Entries with figure data
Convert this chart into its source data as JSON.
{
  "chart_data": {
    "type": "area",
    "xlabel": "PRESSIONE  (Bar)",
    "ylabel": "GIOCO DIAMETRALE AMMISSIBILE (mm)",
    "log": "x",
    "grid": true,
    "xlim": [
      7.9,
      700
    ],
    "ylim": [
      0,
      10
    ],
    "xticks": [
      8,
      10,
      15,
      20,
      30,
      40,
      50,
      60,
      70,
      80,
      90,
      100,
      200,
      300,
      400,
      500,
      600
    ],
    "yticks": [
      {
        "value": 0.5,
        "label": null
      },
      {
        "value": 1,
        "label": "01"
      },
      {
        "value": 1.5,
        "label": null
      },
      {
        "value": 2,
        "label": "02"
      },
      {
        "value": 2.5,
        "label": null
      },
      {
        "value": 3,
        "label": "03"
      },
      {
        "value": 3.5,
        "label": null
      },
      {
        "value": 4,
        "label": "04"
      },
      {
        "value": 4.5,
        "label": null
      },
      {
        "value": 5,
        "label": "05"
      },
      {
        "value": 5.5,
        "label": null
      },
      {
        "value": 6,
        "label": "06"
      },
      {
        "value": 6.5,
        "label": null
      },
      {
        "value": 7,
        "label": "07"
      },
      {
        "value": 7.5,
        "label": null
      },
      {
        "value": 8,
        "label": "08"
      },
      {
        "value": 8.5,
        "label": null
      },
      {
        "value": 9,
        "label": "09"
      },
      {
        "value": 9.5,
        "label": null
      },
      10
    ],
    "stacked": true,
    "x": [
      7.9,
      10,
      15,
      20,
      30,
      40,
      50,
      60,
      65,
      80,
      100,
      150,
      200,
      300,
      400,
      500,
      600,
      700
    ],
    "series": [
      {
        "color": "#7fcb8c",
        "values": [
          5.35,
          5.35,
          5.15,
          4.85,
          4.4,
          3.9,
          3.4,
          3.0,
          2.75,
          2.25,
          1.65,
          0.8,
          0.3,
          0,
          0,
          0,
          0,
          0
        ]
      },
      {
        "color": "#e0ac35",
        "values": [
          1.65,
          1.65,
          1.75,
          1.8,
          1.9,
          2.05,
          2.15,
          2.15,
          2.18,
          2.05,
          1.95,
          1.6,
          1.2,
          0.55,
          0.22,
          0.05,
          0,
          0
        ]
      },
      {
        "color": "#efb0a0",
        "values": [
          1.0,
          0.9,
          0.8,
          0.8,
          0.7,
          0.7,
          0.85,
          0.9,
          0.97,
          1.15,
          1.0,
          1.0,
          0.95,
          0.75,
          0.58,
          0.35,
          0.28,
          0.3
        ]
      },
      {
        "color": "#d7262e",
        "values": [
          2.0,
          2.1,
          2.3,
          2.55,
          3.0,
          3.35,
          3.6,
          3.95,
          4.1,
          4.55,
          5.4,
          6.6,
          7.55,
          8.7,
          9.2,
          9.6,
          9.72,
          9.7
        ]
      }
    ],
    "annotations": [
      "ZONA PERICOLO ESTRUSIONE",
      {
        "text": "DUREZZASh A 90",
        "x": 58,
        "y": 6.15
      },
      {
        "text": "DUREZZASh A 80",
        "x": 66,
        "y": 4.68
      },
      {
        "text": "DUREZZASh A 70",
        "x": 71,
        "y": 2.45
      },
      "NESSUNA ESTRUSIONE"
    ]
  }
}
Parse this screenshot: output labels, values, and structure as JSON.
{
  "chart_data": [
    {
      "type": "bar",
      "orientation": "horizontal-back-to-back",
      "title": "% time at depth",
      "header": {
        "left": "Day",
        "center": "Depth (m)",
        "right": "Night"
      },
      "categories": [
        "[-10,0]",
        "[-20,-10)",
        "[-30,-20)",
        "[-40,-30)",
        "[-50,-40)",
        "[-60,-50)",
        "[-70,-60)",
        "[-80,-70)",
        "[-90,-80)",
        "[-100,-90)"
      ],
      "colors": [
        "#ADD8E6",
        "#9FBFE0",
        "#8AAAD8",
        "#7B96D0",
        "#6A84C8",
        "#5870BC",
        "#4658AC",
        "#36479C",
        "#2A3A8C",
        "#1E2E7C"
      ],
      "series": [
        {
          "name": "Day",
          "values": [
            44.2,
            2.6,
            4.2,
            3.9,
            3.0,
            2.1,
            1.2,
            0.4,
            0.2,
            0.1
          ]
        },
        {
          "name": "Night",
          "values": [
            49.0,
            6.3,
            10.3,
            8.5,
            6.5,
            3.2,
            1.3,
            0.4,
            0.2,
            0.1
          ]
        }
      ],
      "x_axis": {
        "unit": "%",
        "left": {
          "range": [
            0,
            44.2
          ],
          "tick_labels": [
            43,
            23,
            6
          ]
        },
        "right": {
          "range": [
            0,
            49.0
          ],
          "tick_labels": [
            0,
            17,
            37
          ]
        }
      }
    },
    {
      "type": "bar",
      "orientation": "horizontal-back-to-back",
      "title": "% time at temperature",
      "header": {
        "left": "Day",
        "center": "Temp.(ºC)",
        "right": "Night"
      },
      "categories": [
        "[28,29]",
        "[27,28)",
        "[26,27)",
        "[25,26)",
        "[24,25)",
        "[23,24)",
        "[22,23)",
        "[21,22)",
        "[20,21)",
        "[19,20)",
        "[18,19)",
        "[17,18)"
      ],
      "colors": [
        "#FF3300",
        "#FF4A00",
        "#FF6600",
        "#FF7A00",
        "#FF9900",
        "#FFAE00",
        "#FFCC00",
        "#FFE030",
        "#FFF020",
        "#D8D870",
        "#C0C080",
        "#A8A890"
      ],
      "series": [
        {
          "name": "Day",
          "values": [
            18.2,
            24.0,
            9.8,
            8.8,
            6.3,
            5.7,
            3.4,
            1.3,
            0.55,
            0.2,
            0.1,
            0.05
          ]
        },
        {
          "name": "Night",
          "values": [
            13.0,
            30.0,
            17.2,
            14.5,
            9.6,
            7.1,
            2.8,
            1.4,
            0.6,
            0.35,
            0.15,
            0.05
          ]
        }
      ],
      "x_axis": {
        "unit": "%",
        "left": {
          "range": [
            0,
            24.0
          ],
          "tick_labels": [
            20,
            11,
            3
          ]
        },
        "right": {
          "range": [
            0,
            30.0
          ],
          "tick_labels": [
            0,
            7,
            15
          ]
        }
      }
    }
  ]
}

• GIVEN PROBLEM
Copy each line of the listing that holds the word "ESTRUSIONE".

• OUTPUT FOR THIS TASK
      "ZONA PERICOLO ESTRUSIONE",
      "NESSUNA ESTRUSIONE"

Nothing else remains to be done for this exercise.